> **PAGE TEXT**:
________

The cod industry is tightly regulated yet it’s thriving. Populations are increasing here while they are threatened elsewhere in the Atlantic. It’s why much of the cod in Cape Cod supermarkets now comes from Iceland.

For lunch, we stop at 3 Frakkar, a restaurant specializing in Icelandic home cooking. We’ve come here for comfort foods, like herring, hashed fish with black bread and cod cheeks served in a rich, buttery sauce. There are also exotic offerings like smoked puffin breasts and hákarl, fermented shark. “It’s not exactly like my mother used to make,” Hilmarsson says, “but it’s good here.”

Later we grab coffee at Reykjavík Roasters, the city’s most progressive coffee shop. There’s Lou Reed singing from a record player and mismatching old wood tables. It could be mistaken for Brooklyn.
“Even before Iceland modernized we had good coffee,” Hilmarsson says.

In the evening we stop at the home studio of Birgir Þórarinsson, a k a Biggi Veira, one of the founding members of electronic soul band GusGus. “When GusGus comes on in a club here the crowd goes crazy,” Hilmarsson tells me.

Hilmarsson tells Þórarinsson about the first time he heard GusGus, as a teen in the 90s, when he snuck out to a music festival. They then discuss their summer hike to the highlands with a big group of friends. Everyone was supposed to bring something fun, so Hilmarsson brought the actor Alexander Skarsgård, who had a boot mishap and had to hike barefoot. “After that there was no competition,” says Þórarinsson.

Minimum portions, maximum taste at Dill.Nicholas Gill

Culinary competition, however is increasing nationwide and Reykjavík’s current culinary star is without doubt Chef Gunnar Karl Gíslason.

________

[Bounding box prediction data]
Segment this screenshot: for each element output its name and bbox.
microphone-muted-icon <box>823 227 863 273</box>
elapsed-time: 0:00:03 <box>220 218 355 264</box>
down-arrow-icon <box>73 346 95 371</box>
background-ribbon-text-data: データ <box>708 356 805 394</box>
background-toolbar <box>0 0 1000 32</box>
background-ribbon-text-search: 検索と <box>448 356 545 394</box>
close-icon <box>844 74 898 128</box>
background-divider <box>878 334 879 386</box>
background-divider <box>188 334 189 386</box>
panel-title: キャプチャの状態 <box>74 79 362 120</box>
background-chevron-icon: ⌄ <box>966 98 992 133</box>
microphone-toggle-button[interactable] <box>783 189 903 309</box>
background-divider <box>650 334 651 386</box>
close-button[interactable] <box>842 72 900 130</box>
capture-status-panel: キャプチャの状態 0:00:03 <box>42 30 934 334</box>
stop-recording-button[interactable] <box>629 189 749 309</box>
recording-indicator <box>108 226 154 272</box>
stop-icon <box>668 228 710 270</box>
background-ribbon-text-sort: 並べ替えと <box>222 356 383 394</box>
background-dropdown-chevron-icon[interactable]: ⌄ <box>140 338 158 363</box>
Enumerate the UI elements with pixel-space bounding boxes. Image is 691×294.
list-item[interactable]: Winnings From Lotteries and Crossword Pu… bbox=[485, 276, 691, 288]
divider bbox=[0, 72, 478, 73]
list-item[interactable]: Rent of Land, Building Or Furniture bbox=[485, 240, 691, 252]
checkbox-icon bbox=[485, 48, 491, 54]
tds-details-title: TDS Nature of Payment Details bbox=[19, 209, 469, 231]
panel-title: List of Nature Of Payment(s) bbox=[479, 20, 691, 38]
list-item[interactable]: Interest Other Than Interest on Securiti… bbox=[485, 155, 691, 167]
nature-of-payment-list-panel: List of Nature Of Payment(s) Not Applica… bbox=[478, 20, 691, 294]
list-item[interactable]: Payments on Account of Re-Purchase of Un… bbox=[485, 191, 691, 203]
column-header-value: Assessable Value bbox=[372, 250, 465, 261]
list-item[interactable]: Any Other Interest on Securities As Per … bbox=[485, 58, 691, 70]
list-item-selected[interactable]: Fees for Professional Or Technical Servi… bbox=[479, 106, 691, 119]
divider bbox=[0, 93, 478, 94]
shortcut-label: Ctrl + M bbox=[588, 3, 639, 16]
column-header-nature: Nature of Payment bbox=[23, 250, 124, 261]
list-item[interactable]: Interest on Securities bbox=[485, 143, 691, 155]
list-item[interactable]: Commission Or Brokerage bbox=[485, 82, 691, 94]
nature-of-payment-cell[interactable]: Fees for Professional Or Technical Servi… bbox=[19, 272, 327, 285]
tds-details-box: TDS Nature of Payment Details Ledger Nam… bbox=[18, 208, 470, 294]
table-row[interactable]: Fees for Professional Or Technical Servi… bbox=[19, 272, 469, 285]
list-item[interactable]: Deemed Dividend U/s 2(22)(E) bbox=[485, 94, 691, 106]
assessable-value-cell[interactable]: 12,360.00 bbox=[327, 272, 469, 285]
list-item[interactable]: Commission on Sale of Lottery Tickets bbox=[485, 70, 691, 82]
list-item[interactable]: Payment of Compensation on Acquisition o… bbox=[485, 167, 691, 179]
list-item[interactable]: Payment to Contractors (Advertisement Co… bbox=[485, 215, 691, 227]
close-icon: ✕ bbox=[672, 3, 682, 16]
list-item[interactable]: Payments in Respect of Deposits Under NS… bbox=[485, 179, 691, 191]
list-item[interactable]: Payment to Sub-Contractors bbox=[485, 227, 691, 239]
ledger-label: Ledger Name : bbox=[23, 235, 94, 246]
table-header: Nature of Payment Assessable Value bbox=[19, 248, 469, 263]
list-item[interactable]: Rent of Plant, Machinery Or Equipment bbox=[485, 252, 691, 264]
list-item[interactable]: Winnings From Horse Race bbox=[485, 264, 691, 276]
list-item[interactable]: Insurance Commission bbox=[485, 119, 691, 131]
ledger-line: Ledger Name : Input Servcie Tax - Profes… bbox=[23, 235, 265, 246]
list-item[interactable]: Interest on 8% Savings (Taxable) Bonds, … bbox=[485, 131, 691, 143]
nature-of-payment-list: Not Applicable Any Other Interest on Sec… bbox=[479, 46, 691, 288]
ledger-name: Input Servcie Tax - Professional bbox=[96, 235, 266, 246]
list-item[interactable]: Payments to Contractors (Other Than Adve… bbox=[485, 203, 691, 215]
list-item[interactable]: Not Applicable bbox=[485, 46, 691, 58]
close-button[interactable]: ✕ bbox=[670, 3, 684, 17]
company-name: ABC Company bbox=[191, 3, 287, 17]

________

> **WORK REQUEST 1**:
According to the Iceland passage, where does much of the cod sold in Cape Cod supermarkets now come from?
> **WORK REQUEST 2**:
Rewrite the Iceland passage from "The cod industry" to "comes from Iceland.", changing "thriving" to "flourishing".
These entries have no connection to the Iceland passage.

> **EXERCISE ANSWER 1**:
Iceland.

> **EXERCISE ANSWER 2**:
The cod industry is tightly regulated yet it’s flourishing. Populations are increasing here while they are threatened elsewhere in the Atlantic. It’s why much of the cod in Cape Cod supermarkets now comes from Iceland.